## Set task
Copy down every line where the string "racial" shows up.

## Exercise input
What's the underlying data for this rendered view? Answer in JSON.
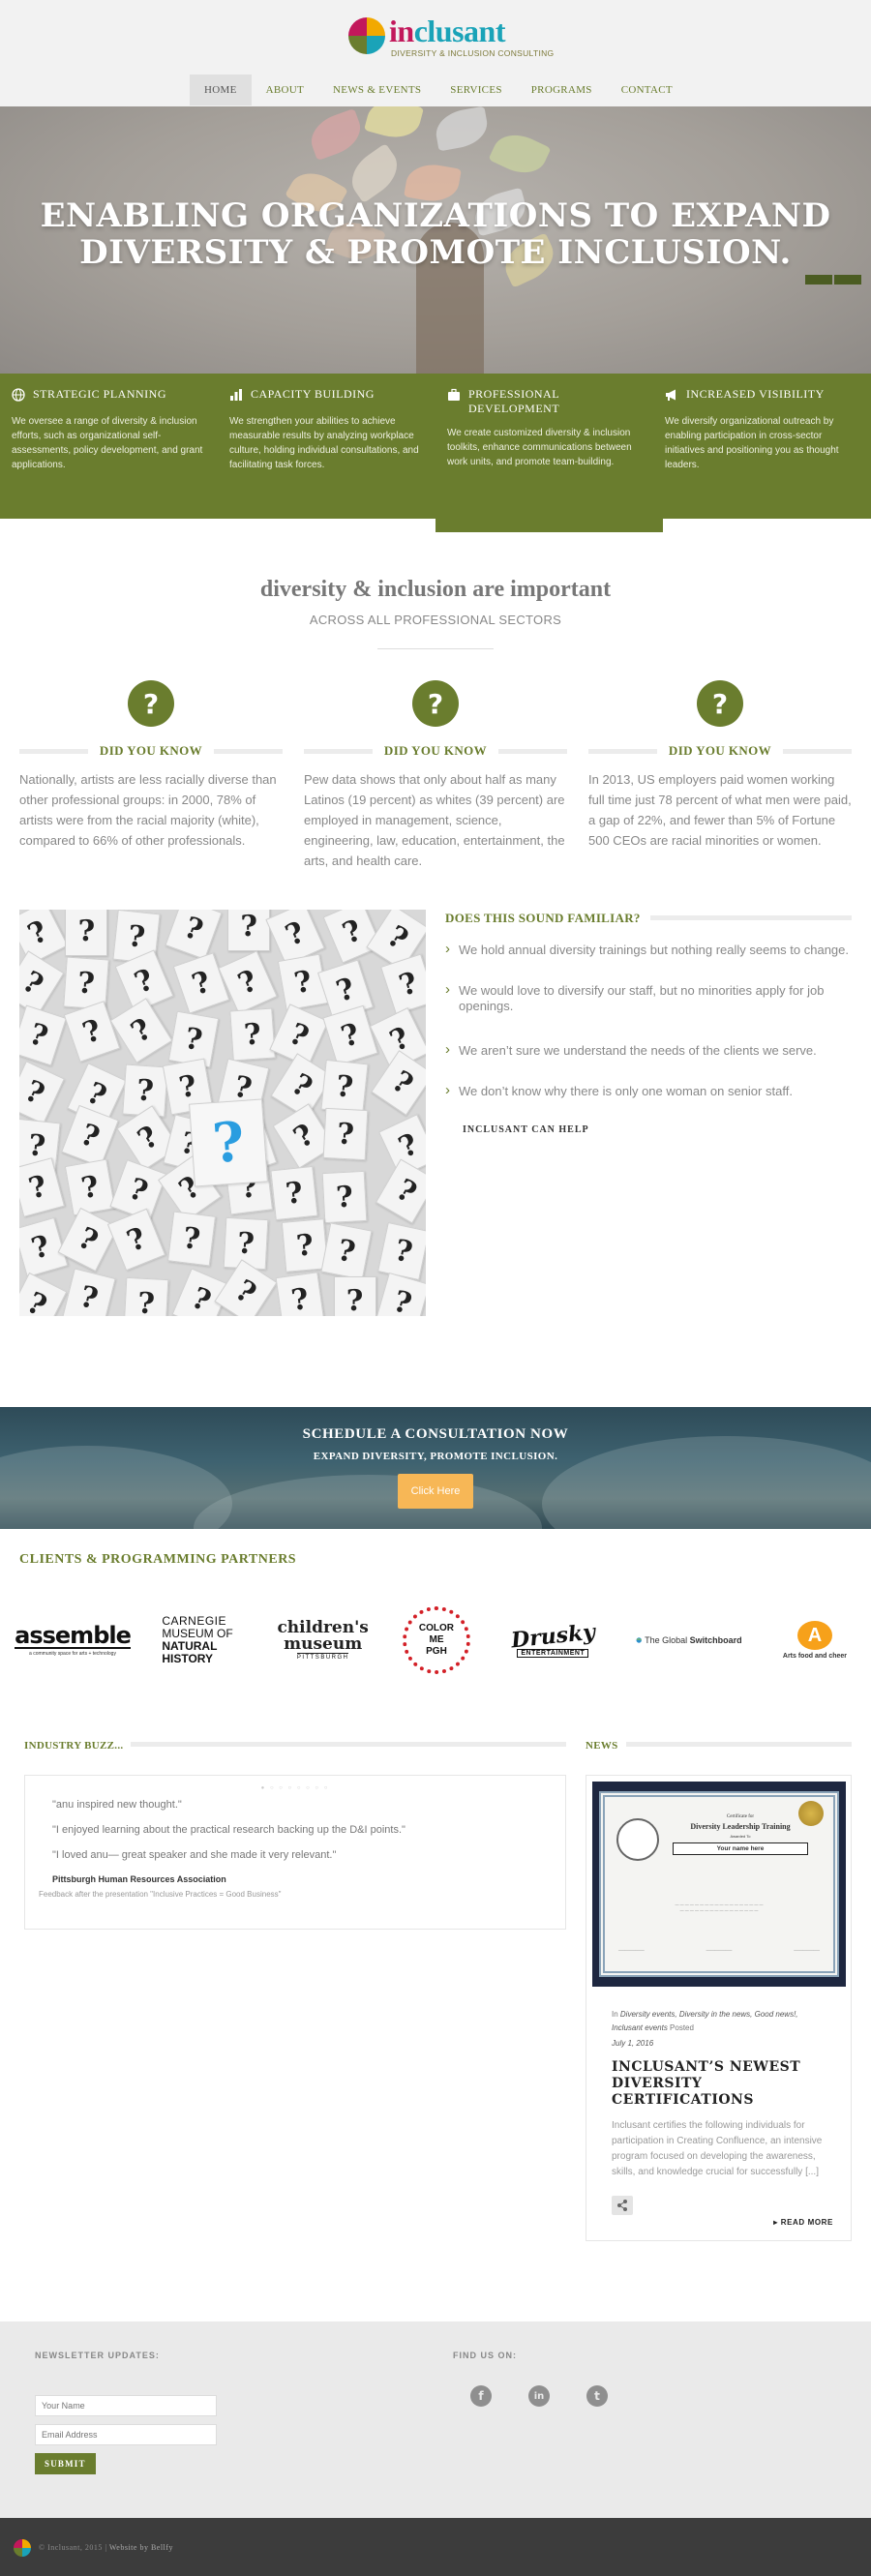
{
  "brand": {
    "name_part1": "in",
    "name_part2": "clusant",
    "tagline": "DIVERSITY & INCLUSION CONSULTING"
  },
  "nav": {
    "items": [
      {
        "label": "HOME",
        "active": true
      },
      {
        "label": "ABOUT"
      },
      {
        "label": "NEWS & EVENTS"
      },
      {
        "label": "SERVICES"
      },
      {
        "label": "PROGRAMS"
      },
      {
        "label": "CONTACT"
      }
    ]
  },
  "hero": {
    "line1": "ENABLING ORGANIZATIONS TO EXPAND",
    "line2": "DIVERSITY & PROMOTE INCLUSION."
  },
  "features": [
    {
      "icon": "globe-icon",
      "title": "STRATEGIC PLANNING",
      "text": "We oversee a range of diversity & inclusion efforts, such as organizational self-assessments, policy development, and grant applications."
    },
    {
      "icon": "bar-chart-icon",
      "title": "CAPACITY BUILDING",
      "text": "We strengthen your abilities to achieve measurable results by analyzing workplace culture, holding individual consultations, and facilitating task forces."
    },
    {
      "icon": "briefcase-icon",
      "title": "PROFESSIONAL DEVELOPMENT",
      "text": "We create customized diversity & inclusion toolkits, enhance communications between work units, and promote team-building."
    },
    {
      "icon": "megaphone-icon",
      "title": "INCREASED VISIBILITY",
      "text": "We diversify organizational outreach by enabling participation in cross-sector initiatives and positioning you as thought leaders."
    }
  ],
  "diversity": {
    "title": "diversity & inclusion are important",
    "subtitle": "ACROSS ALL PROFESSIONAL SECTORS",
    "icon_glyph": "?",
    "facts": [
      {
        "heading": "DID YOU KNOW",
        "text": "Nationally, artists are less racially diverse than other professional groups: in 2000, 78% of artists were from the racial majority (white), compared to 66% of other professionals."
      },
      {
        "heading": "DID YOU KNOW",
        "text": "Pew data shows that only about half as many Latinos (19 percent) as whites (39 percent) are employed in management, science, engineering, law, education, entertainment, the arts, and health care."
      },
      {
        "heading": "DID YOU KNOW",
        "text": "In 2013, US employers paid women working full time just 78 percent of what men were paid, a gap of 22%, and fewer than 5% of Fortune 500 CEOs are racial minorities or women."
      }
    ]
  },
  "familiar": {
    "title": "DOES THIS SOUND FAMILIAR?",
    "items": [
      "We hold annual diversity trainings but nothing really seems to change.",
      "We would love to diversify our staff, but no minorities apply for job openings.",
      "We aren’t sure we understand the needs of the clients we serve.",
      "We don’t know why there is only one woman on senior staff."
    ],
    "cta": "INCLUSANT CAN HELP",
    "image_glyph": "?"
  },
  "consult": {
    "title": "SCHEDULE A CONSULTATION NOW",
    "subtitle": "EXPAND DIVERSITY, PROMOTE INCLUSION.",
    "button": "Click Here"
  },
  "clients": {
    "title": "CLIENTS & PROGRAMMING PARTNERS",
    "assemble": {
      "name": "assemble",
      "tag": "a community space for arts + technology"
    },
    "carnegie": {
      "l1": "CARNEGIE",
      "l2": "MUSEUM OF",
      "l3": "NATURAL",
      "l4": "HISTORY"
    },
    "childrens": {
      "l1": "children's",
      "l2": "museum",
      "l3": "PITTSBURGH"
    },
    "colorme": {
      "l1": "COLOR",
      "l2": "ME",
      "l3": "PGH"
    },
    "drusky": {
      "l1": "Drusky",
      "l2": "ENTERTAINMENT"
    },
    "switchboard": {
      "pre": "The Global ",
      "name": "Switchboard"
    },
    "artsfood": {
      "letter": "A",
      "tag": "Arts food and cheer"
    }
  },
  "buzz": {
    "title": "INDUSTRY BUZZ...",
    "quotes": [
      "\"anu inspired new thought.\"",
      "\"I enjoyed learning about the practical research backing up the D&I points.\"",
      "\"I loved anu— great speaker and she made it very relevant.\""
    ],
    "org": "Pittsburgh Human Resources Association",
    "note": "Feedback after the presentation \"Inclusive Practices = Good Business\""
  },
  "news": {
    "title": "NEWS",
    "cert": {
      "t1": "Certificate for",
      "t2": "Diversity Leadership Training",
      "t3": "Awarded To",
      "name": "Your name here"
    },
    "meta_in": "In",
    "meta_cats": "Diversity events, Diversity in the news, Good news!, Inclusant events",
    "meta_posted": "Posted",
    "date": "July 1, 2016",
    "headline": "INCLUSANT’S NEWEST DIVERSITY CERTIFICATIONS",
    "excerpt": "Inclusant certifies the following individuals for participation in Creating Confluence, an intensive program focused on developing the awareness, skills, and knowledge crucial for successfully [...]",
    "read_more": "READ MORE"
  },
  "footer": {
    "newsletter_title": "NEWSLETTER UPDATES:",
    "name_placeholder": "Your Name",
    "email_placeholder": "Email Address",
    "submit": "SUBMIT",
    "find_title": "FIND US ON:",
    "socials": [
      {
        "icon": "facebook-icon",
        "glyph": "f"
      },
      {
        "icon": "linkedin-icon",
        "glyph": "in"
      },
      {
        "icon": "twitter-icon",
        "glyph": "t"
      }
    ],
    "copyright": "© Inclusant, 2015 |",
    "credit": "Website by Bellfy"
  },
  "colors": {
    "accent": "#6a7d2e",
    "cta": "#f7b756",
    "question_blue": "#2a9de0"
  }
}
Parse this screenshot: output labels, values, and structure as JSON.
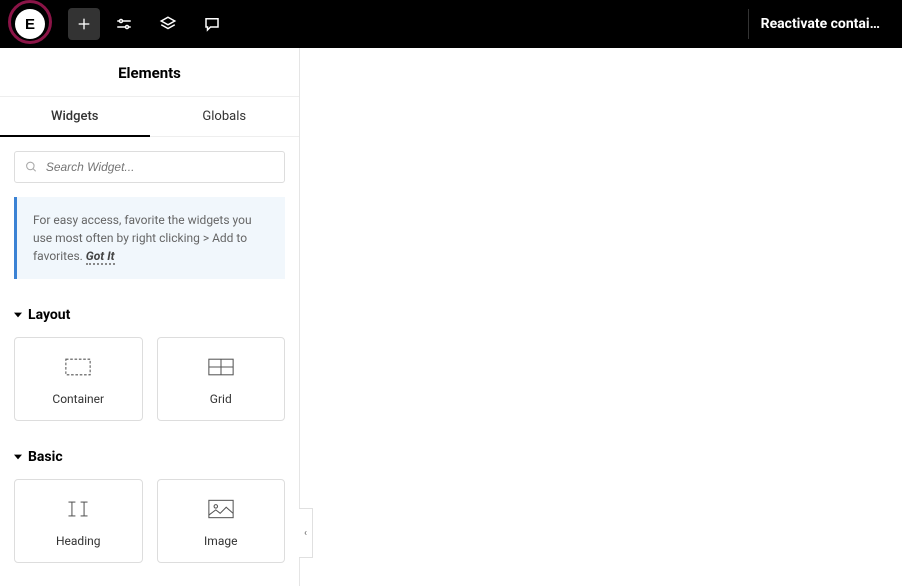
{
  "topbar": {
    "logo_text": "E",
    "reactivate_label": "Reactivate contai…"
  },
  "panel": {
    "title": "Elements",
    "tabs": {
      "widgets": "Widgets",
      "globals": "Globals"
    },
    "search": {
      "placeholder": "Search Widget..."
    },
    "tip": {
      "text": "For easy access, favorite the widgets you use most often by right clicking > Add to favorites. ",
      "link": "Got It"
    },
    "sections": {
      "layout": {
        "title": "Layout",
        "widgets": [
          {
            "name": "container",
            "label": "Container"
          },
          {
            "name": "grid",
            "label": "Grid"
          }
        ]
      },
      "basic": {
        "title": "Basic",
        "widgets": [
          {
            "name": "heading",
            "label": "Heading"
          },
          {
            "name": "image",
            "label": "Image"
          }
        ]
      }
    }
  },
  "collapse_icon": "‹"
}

## Exercise result
        "text": "Nationally, artists are less racially diverse than other professional groups: in 2000, 78% of artists were from the racial majority (white), compared to 66% of other professionals."
        "text": "In 2013, US employers paid women working full time just 78 percent of what men were paid, a gap of 22%, and fewer than 5% of Fortune 500 CEOs are racial minorities or women."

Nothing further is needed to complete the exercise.